** START OF DOCUMENT EXTRACT **

Pandas vs Numpy

If we look back at our trajectory in Python, we should see that building from the lementary data structures we have progressed into m,ore complex data types exploited buy varous libraries.

In particular, we have seen how the efficient handling of numerical data types is perfomed in Python using the numpy numerical library and how this is further extended to handle tabular data using the pandas library.

pandas is built on top of numpy and provides high-level data structures and functions designed to make data analysis and manipulation easier and more intuitive.

Pandas chiefly operates with tabulated data stuctures called DataFrames, which are essentially 2-dimensional labeled data structures with columns of potentially different types. This makes pandas particularly well-suited for handling structured data, such as CSV files, SQL tables, and Excel spreadsheets.

On the other hand the building block of numpy is the ndarray, which is a powerful n-dimensional array, of which tables are just a particular instance (2-dimensional arrays). numpy is optimized for numerical computations and provides a wide range of mathematical functions to operate on these arrays efficiently.

** END OF DOCUMENT EXTRACT **
** START OF LISTED ENTRIES **

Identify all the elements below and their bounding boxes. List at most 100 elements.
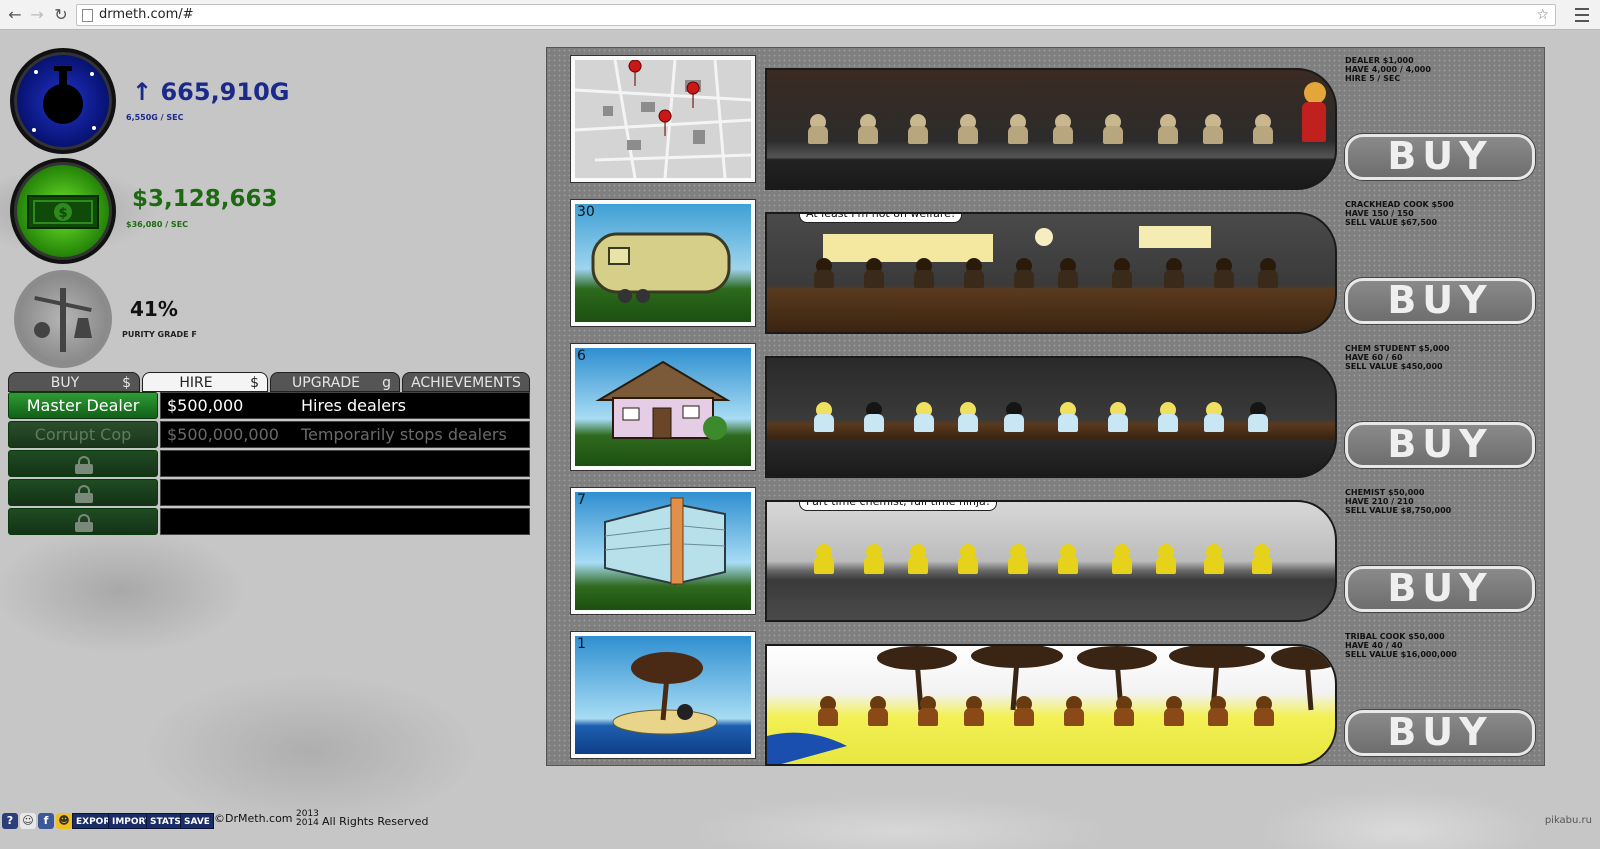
island-icon[interactable]: 1 — [571, 632, 755, 758]
lamp-icon — [1035, 228, 1053, 246]
dealer-scene — [765, 68, 1337, 190]
business-price: CHEMIST $50,000 — [1345, 488, 1425, 497]
scale-icon — [14, 270, 112, 368]
tribal-figure — [1113, 696, 1135, 726]
buy-crackhead-cook-button[interactable]: BUY — [1345, 278, 1535, 324]
svg-text:$: $ — [58, 206, 67, 221]
list-item — [8, 508, 532, 535]
address-bar[interactable]: drmeth.com/# ☆ — [76, 4, 1556, 26]
business-panel: DEALER $1,000 HAVE 4,000 / 4,000 HIRE 5 … — [546, 47, 1545, 766]
buy-chem-student-button[interactable]: BUY — [1345, 422, 1535, 468]
hire-price: $500,000 — [167, 396, 244, 415]
locked-hire-button — [8, 479, 158, 506]
hire-info — [160, 479, 530, 506]
help-icon[interactable]: ? — [2, 813, 18, 829]
tribal-figure — [963, 696, 985, 726]
boss-figure — [1301, 82, 1327, 142]
buy-dealer-button[interactable]: BUY — [1345, 134, 1535, 180]
crackhead-figure — [1213, 258, 1235, 288]
tab-upgrade[interactable]: UPGRADE g — [270, 372, 400, 392]
business-have: HAVE 40 / 40 — [1345, 641, 1403, 650]
reload-icon[interactable]: ↻ — [50, 4, 72, 26]
speech-bubble: Part time chemist, full time ninja! — [799, 502, 998, 511]
chemist-figure — [907, 544, 929, 574]
student-figure — [913, 402, 935, 432]
dealer-figure — [807, 114, 829, 144]
copyright-years: 2013 2014 — [296, 810, 319, 828]
url-text: drmeth.com/# — [99, 7, 194, 22]
list-item: Master Dealer $500,000 Hires dealers — [8, 392, 532, 419]
business-have: HAVE 4,000 / 4,000 — [1345, 65, 1431, 74]
owned-count: 1 — [577, 636, 586, 652]
browser-toolbar: ← → ↻ drmeth.com/# ☆ — [0, 0, 1600, 30]
hire-corrupt-cop-button[interactable]: Corrupt Cop — [8, 421, 158, 448]
hire-master-dealer-button[interactable]: Master Dealer — [8, 392, 158, 419]
dollar-bill-icon: $ — [10, 158, 116, 264]
reddit-icon[interactable]: ☺ — [20, 813, 36, 829]
meth-rate: 6,550G / SEC — [126, 113, 184, 122]
tab-hire[interactable]: HIRE $ — [142, 372, 268, 392]
forward-arrow-icon[interactable]: → — [26, 4, 48, 26]
tribal-scene — [765, 644, 1337, 766]
chemist-figure — [1111, 544, 1133, 574]
bookmark-star-icon[interactable]: ☆ — [1536, 5, 1549, 25]
tab-buy-label: BUY — [50, 375, 80, 391]
chemist-figure — [813, 544, 835, 574]
business-rate: HIRE 5 / SEC — [1345, 74, 1401, 83]
chemist-figure — [1251, 544, 1273, 574]
tab-hire-currency: $ — [250, 375, 259, 391]
student-figure — [863, 402, 885, 432]
buy-tribal-cook-button[interactable]: BUY — [1345, 710, 1535, 756]
lock-icon — [73, 514, 95, 532]
business-sell-value: SELL VALUE $8,750,000 — [1345, 506, 1452, 515]
hire-description: Temporarily stops dealers — [301, 425, 507, 444]
hire-info — [160, 508, 530, 535]
student-figure — [1057, 402, 1079, 432]
menu-icon[interactable] — [1572, 4, 1592, 26]
dealer-figure — [857, 114, 879, 144]
city-map-icon[interactable] — [571, 56, 755, 182]
dealer-figure — [1052, 114, 1074, 144]
crackhead-figure — [813, 258, 835, 288]
tab-buy[interactable]: BUY $ — [8, 372, 140, 392]
tab-upgrade-currency: g — [382, 375, 391, 391]
business-sell-value: SELL VALUE $67,500 — [1345, 218, 1438, 227]
tab-achievements[interactable]: ACHIEVEMENTS — [402, 372, 530, 392]
dealer-figure — [1102, 114, 1124, 144]
crackhead-figure — [1057, 258, 1079, 288]
shop-tabs: BUY $ HIRE $ UPGRADE g ACHIEVEMENTS — [8, 372, 530, 392]
business-row-chem-student: 6 CHEM STUDENT $5,000 HAVE 60 / 60 SELL … — [547, 336, 1546, 478]
back-arrow-icon[interactable]: ← — [4, 4, 26, 26]
student-figure — [1157, 402, 1179, 432]
business-have: HAVE 60 / 60 — [1345, 353, 1403, 362]
business-info: CRACKHEAD COOK $500 HAVE 150 / 150 SELL … — [1345, 200, 1535, 227]
watermark: pikabu.ru — [1544, 815, 1592, 826]
business-row-chemist: 7 Part time chemist, full time ninja! CH… — [547, 480, 1546, 622]
purity-grade: PURITY GRADE F — [122, 330, 197, 339]
dealer-figure — [1157, 114, 1179, 144]
business-sell-value: SELL VALUE $16,000,000 — [1345, 650, 1457, 659]
tab-achievements-label: ACHIEVEMENTS — [411, 375, 521, 391]
office-building-icon[interactable]: 7 — [571, 488, 755, 614]
hire-info: $500,000,000 Temporarily stops dealers — [160, 421, 530, 448]
chemist-figure — [1203, 544, 1225, 574]
chemist-figure — [863, 544, 885, 574]
tribal-figure — [867, 696, 889, 726]
tribal-figure — [1163, 696, 1185, 726]
facebook-icon[interactable]: f — [38, 813, 54, 829]
buy-chemist-button[interactable]: BUY — [1345, 566, 1535, 612]
chemist-figure — [1007, 544, 1029, 574]
house-icon[interactable]: 6 — [571, 344, 755, 470]
business-info: TRIBAL COOK $50,000 HAVE 40 / 40 SELL VA… — [1345, 632, 1535, 659]
trailer-icon[interactable]: 30 — [571, 200, 755, 326]
save-button[interactable]: SAVE — [180, 813, 214, 829]
owned-count: 6 — [577, 348, 586, 364]
list-item — [8, 450, 532, 477]
chemist-figure — [1155, 544, 1177, 574]
student-figure — [957, 402, 979, 432]
dealer-figure — [957, 114, 979, 144]
stats-button[interactable]: STATS — [146, 813, 185, 829]
rights-text: All Rights Reserved — [322, 815, 429, 828]
smiley-icon[interactable]: ☻ — [56, 813, 72, 829]
crackhead-figure — [1013, 258, 1035, 288]
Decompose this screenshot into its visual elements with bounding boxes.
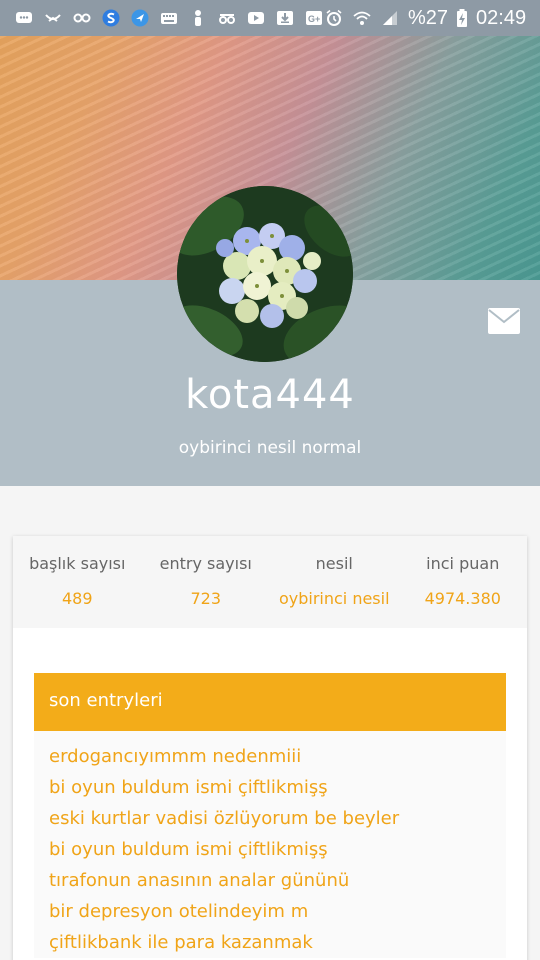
svg-text:G+: G+ [308,14,320,24]
stat-entry-sayisi: entry sayısı 723 [142,536,271,628]
battery-charging-icon [456,9,468,27]
entry-link[interactable]: eski kurtlar vadisi özlüyorum be beyler [49,803,506,834]
battery-percent: %27 [408,6,449,29]
entry-link[interactable]: bir depresyon otelindeyim m [49,896,506,927]
avatar-flower-image [177,186,353,362]
clock: 02:49 [476,6,527,29]
loop-icon [72,9,92,27]
download-icon [275,9,295,27]
wifi-icon [352,9,372,27]
alarm-icon [324,9,344,27]
s-app-icon [101,9,121,27]
profile-card: başlık sayısı 489 entry sayısı 723 nesil… [13,536,527,960]
send-app-icon [130,9,150,27]
stat-inci-puan: inci puan 4974.380 [399,536,528,628]
entry-link[interactable]: tırafonun anasının analar gününü [49,865,506,896]
entries-section-title: son entryleri [34,673,506,731]
stat-label: nesil [315,554,353,573]
stat-label: inci puan [426,554,500,573]
glasses-icon [217,9,237,27]
person-icon [188,9,208,27]
notification-icons: G+ [14,9,324,27]
stat-value: 489 [61,589,93,608]
stats-row: başlık sayısı 489 entry sayısı 723 nesil… [13,536,527,628]
generation-label: oybirinci nesil normal [178,438,362,458]
google-plus-icon: G+ [304,9,324,27]
youtube-icon [246,9,266,27]
voicemail-icon [43,9,63,27]
stat-baslik-sayisi: başlık sayısı 489 [13,536,142,628]
entry-link[interactable]: çiftlikbank ile para kazanmak [49,927,506,958]
username: kota444 [185,372,355,418]
system-icons: %27 02:49 [324,7,526,30]
status-bar: G+ %27 02:49 [0,0,540,36]
stat-label: entry sayısı [159,554,252,573]
message-icon [14,9,34,27]
entries-list: erdogancıyımmm nedenmiii bi oyun buldum … [34,731,506,958]
stat-value: 723 [190,589,222,608]
stat-value: oybirinci nesil [278,589,390,608]
stat-label: başlık sayısı [29,554,126,573]
entry-link[interactable]: erdogancıyımmm nedenmiii [49,741,506,772]
signal-icon [380,9,400,27]
avatar[interactable] [177,186,353,362]
keyboard-icon [159,9,179,27]
entry-link[interactable]: bi oyun buldum ismi çiftlikmişş [49,834,506,865]
entry-link[interactable]: bi oyun buldum ismi çiftlikmişş [49,772,506,803]
mail-icon[interactable] [488,308,520,334]
stat-value: 4974.380 [424,589,501,608]
stat-nesil: nesil oybirinci nesil [270,536,399,628]
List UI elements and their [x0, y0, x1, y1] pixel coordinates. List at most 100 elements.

** END OF LISTED ENTRIES **

**WRITTEN EXERCISE 1**
Please translate this sentence from the Pandas vs Numpy text above into Spanish: "pandas is built on top of numpy and provides high-level data structures and functions designed to make data analysis and manipulation easier and more intuitive."
**WRITTEN EXERCISE 2**
Duplicate the part of the Pandas vs Numpy text above that starts at the words "In particular, we" and stops after "and Excel spreadsheets.".

**RIGHT ANSWER 1**
pandas está construido sobre numpy y ofrece estructuras de datos y funciones de alto nivel diseñadas para que el análisis y la manipulación de datos resulten más fáciles e intuitivos.

**RIGHT ANSWER 2**
In particular, we have seen how the efficient handling of numerical data types is perfomed in Python using the numpy numerical library and how this is further extended to handle tabular data using the pandas library.

pandas is built on top of numpy and provides high-level data structures and functions designed to make data analysis and manipulation easier and more intuitive.

Pandas chiefly operates with tabulated data stuctures called DataFrames, which are essentially 2-dimensional labeled data structures with columns of potentially different types. This makes pandas particularly well-suited for handling structured data, such as CSV files, SQL tables, and Excel spreadsheets.